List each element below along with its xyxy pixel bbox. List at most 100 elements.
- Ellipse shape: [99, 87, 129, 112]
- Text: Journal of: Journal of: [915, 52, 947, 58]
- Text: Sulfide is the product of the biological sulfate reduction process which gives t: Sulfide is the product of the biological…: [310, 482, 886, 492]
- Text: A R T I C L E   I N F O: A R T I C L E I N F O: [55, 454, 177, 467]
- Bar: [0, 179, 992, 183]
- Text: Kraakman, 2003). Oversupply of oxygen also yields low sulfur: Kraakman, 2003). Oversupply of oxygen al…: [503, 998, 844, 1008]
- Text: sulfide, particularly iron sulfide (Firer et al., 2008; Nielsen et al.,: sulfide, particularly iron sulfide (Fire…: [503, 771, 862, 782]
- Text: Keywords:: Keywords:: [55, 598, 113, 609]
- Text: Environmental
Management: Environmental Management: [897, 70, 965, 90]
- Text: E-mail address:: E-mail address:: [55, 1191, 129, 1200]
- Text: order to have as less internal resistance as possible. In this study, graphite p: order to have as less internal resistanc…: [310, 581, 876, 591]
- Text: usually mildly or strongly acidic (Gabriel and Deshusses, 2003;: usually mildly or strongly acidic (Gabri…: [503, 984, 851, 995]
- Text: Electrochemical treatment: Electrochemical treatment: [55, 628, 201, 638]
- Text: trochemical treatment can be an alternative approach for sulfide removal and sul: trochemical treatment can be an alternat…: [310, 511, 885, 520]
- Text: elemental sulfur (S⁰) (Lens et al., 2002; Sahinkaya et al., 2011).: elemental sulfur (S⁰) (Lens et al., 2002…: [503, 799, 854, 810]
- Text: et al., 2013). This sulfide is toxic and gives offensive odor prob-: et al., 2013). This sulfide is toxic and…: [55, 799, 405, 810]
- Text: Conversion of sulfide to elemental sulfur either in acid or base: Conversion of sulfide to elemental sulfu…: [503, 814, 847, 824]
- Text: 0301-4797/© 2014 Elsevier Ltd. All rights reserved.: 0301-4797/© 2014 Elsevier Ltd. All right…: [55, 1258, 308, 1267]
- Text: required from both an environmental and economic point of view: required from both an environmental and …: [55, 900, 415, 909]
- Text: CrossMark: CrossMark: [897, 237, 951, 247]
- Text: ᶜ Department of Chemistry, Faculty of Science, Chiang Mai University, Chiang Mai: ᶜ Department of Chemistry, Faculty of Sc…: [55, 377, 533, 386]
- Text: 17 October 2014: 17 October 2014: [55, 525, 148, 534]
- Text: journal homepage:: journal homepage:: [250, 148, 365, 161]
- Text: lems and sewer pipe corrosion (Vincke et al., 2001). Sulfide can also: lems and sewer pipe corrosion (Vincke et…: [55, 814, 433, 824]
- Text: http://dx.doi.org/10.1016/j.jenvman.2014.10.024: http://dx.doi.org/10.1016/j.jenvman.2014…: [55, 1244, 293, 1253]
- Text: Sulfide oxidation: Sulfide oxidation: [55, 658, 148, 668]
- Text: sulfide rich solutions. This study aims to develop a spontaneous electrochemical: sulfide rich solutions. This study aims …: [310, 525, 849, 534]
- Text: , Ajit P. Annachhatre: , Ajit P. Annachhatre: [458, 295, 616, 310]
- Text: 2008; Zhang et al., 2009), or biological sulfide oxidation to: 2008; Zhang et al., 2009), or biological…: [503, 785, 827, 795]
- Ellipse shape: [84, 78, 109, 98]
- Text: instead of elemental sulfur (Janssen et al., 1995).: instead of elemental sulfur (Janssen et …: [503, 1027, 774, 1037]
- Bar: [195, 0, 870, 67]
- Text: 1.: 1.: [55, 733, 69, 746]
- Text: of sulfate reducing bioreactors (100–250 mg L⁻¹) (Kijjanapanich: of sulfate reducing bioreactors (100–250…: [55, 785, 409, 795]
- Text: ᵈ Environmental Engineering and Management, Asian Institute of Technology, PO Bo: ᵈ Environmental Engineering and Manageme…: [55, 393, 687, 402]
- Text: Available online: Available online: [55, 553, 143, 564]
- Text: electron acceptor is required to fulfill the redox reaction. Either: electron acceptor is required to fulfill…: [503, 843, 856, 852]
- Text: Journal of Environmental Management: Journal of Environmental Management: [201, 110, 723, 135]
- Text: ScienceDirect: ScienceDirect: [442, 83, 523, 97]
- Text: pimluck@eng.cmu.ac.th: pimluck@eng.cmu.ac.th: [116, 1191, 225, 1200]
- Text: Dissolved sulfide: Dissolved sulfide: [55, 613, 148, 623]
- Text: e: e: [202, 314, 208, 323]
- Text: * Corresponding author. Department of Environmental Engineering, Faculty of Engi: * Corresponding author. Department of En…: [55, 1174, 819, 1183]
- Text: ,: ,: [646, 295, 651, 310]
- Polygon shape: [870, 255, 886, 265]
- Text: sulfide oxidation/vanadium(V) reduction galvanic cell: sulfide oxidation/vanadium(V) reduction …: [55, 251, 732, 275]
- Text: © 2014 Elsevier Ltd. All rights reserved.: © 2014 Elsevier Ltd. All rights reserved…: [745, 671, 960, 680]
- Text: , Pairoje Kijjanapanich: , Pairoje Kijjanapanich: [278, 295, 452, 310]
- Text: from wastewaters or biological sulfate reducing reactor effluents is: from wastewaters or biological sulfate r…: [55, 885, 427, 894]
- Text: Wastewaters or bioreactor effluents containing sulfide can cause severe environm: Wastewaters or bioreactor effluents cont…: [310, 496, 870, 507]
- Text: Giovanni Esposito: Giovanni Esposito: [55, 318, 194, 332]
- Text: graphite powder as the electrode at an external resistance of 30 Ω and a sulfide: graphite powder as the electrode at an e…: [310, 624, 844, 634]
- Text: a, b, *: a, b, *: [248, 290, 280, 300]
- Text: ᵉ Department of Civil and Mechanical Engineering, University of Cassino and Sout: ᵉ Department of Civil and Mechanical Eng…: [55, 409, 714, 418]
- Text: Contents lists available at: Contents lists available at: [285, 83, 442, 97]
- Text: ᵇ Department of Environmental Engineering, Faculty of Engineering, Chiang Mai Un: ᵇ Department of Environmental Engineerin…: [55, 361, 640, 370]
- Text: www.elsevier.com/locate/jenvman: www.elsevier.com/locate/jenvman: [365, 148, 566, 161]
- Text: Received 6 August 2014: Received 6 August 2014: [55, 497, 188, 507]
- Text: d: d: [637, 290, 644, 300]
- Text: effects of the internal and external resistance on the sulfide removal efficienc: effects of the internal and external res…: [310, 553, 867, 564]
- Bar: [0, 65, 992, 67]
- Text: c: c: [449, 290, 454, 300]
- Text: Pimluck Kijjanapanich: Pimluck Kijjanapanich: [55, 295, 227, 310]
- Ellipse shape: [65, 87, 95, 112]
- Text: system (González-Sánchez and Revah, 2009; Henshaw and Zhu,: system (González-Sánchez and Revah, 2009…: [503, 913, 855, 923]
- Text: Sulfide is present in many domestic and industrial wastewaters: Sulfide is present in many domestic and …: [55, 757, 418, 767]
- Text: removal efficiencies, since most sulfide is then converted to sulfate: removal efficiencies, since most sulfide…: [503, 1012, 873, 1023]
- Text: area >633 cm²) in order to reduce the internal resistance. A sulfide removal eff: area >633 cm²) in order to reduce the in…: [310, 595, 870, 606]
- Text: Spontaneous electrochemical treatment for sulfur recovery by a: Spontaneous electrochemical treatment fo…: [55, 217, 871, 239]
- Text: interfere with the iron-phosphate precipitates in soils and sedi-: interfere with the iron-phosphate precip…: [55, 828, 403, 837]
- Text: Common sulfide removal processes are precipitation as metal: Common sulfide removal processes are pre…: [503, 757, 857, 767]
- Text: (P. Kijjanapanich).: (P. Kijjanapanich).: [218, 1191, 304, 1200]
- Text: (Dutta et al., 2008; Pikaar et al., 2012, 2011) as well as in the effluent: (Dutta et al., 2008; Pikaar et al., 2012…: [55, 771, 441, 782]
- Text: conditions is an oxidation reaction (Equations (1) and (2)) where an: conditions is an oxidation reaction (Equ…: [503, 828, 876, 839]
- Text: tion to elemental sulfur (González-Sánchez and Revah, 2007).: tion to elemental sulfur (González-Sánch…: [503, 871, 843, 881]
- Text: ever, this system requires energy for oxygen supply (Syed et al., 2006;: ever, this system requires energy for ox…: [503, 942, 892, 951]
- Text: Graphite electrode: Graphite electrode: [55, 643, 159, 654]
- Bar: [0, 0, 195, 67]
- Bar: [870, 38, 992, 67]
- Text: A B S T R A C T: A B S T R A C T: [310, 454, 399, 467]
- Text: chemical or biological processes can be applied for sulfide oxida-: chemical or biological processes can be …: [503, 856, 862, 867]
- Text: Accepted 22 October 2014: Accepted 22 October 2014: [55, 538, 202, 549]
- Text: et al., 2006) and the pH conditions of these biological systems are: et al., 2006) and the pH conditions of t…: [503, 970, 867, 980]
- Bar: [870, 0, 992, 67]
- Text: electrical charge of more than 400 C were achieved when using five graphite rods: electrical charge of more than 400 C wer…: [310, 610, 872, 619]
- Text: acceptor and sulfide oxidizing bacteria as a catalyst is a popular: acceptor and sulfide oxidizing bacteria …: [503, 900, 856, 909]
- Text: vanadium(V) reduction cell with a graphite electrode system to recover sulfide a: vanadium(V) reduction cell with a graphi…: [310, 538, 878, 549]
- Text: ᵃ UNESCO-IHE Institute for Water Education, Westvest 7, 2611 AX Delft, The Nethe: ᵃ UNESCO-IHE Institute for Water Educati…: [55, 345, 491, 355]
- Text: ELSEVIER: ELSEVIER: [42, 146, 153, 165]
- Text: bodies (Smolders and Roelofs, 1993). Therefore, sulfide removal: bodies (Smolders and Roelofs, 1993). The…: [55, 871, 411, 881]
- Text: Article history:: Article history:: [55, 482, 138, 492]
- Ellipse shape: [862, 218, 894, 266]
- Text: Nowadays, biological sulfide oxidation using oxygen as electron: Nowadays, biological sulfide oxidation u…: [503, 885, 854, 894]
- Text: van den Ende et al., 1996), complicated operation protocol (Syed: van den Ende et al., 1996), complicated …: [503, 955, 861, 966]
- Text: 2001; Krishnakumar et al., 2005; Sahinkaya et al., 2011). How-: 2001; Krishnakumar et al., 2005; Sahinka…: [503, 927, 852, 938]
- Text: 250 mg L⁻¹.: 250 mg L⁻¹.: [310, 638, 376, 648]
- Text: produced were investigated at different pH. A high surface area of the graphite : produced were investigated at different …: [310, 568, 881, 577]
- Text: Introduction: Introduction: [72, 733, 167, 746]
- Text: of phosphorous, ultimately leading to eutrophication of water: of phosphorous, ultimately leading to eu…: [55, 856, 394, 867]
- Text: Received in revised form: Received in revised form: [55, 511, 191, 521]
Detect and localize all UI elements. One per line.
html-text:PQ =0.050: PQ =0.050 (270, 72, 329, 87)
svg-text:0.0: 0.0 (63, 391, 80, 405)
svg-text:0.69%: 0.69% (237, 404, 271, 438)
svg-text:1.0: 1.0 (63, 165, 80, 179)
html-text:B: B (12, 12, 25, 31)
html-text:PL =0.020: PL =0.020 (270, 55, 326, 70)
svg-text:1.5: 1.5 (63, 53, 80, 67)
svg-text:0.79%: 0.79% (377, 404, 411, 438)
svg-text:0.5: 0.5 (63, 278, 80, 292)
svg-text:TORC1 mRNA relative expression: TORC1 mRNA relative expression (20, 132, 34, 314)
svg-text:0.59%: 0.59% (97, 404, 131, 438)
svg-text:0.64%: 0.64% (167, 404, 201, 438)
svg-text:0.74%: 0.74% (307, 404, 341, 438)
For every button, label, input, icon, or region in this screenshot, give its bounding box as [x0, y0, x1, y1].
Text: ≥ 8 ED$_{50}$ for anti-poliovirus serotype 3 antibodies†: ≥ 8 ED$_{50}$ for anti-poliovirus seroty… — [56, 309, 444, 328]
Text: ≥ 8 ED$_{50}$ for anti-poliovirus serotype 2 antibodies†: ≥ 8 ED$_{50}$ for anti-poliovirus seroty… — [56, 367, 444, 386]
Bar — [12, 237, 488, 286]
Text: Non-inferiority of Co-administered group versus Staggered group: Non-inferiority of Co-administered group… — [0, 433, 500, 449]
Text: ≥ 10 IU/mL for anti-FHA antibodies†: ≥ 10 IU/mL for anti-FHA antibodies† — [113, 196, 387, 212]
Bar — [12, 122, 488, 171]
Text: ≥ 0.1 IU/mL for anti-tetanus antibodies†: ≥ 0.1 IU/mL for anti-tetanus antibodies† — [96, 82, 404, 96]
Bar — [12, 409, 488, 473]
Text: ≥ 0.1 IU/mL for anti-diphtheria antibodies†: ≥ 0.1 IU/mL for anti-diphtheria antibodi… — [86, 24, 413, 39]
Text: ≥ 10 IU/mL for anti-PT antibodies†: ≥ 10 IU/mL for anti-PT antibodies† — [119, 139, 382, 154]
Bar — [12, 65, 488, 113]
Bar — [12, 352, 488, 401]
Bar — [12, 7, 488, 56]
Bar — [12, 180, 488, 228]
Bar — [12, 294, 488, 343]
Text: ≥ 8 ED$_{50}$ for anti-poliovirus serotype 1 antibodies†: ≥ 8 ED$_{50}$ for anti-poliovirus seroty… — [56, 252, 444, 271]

* * * * *

Nothing but a number is needed: the count of lines above that contain "vanadium".

2